[Stored rows start]

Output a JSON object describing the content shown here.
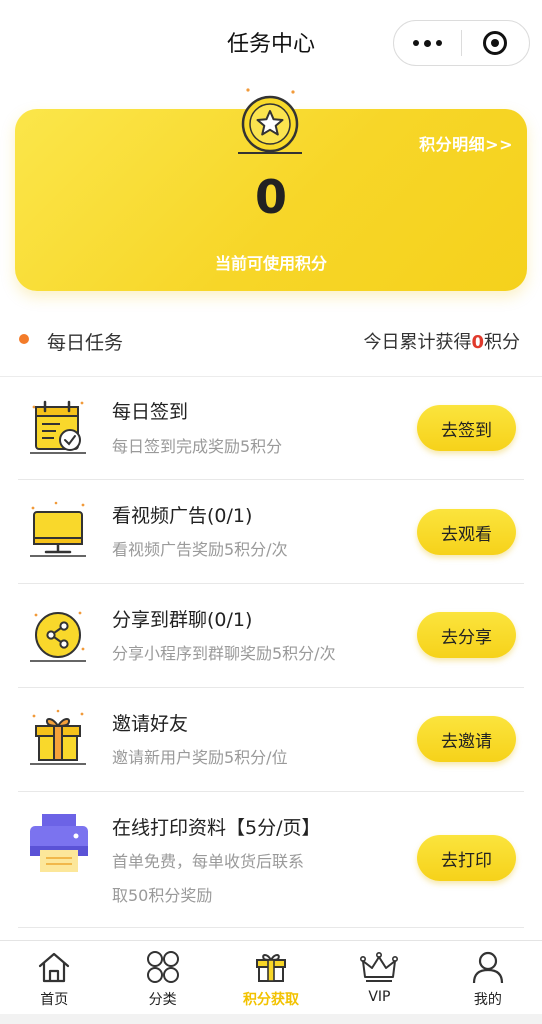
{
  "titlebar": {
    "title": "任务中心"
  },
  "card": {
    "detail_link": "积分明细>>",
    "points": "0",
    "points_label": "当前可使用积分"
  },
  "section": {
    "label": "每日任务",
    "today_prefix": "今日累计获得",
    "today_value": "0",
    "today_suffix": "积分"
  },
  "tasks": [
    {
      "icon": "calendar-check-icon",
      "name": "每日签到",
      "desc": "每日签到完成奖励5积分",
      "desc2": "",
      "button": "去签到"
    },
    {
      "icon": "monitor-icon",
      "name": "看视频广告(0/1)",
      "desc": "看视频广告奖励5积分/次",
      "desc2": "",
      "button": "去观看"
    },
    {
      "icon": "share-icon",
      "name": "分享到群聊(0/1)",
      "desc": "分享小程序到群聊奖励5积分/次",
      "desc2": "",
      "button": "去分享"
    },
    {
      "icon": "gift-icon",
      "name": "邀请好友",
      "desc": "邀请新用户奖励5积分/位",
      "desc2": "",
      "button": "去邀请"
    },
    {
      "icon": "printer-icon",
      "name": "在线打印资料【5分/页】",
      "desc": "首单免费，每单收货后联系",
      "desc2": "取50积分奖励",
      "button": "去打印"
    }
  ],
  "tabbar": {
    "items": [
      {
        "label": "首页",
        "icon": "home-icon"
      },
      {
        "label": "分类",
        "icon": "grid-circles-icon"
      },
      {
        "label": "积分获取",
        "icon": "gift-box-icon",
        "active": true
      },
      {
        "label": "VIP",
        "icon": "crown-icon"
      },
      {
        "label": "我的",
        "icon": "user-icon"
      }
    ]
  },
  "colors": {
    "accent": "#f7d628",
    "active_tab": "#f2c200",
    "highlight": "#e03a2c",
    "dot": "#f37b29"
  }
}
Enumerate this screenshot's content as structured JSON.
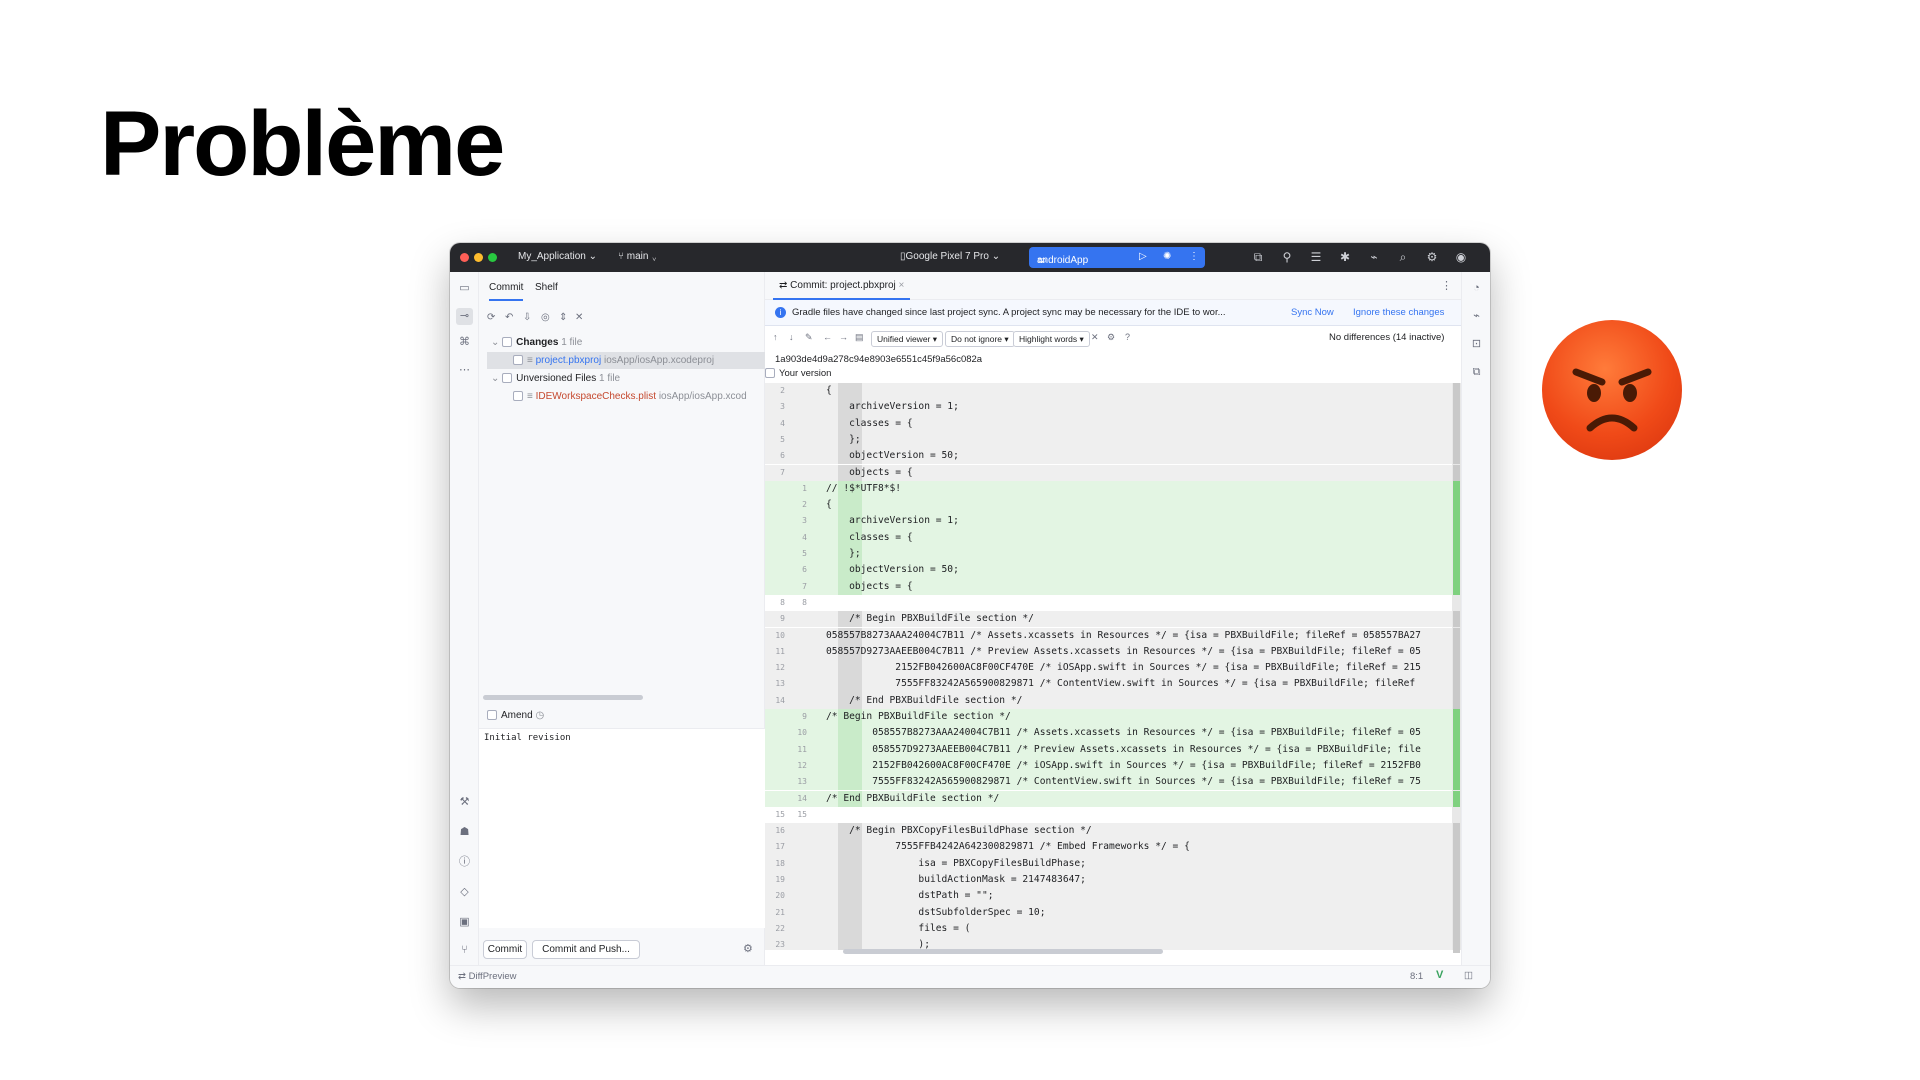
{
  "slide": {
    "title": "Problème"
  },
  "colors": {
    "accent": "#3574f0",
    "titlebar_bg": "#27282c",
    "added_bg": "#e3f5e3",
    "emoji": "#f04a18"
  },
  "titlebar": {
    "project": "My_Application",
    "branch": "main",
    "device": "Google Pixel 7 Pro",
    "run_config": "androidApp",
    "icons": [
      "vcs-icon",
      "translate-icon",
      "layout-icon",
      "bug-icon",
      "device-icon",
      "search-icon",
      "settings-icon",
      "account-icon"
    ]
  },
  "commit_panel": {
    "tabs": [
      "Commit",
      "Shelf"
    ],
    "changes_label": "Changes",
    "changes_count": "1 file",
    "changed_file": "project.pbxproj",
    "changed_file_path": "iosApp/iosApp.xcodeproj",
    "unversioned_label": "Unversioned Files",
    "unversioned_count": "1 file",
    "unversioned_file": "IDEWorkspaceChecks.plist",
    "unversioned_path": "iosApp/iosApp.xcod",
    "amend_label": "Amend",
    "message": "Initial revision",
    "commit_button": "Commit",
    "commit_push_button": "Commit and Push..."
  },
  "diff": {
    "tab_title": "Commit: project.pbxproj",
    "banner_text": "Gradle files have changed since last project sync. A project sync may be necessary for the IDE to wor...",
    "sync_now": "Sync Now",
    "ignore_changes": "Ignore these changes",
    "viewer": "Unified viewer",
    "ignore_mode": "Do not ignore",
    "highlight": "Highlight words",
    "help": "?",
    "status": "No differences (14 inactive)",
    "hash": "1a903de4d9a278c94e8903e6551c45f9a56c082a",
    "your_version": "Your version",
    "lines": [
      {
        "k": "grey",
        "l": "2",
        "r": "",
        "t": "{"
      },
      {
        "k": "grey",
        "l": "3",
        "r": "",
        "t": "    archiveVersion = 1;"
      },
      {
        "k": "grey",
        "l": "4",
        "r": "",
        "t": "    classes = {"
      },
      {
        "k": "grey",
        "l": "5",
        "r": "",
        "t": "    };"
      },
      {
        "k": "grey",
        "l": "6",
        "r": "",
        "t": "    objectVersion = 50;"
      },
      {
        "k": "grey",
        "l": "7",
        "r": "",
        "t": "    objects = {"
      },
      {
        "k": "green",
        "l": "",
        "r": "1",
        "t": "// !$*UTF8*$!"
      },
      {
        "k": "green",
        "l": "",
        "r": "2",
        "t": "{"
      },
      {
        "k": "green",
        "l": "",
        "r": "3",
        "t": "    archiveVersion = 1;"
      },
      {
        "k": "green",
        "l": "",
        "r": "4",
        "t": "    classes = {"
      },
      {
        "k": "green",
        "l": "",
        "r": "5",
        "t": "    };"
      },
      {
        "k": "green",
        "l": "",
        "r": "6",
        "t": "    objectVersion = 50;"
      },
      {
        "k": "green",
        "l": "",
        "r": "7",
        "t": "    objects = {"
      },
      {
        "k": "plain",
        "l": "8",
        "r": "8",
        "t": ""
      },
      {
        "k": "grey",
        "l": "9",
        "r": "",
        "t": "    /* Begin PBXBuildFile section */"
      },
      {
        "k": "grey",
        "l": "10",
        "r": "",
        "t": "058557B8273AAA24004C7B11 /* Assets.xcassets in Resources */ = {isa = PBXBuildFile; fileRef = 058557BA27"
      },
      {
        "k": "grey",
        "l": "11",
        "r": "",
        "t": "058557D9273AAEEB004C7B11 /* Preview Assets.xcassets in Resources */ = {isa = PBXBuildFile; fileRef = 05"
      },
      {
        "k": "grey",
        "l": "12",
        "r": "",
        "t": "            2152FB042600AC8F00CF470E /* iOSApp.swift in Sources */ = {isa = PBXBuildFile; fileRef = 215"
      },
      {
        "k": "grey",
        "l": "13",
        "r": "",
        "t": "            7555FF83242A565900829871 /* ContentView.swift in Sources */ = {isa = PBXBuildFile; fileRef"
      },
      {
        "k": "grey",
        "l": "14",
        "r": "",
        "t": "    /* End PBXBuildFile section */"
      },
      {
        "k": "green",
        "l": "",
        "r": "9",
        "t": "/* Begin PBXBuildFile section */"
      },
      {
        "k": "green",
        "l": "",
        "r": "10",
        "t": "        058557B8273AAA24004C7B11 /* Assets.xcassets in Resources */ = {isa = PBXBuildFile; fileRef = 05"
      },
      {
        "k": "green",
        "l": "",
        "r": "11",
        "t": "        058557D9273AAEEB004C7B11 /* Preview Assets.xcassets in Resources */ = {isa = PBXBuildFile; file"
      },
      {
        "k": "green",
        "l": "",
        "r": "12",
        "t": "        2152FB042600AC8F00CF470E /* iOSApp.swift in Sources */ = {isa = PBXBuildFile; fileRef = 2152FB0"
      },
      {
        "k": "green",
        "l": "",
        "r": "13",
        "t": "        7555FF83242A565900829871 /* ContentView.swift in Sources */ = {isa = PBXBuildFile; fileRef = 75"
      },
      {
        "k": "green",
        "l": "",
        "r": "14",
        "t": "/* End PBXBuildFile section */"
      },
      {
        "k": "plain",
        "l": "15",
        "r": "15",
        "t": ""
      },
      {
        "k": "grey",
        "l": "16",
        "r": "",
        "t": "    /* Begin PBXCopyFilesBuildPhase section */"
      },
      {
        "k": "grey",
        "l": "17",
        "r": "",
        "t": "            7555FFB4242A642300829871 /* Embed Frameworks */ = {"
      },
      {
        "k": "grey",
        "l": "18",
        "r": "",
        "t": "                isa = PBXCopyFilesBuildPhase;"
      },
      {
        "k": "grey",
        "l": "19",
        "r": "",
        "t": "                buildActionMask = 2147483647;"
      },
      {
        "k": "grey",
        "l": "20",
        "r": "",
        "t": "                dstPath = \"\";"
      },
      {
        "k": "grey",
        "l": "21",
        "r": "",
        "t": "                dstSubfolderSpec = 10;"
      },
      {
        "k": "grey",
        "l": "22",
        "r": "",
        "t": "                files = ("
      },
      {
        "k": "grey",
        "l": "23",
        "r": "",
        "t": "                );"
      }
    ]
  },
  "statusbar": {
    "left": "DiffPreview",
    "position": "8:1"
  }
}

[Stored rows end]

:: The problem ::
Check all the records above and select each line where the string "ContentView" is found.

:: Written answer ::
        "t": "            7555FF83242A565900829871 /* ContentView.swift in Sources */ = {isa = PBXBuildFile; fileRef"
        "t": "        7555FF83242A565900829871 /* ContentView.swift in Sources */ = {isa = PBXBuildFile; fileRef = 75"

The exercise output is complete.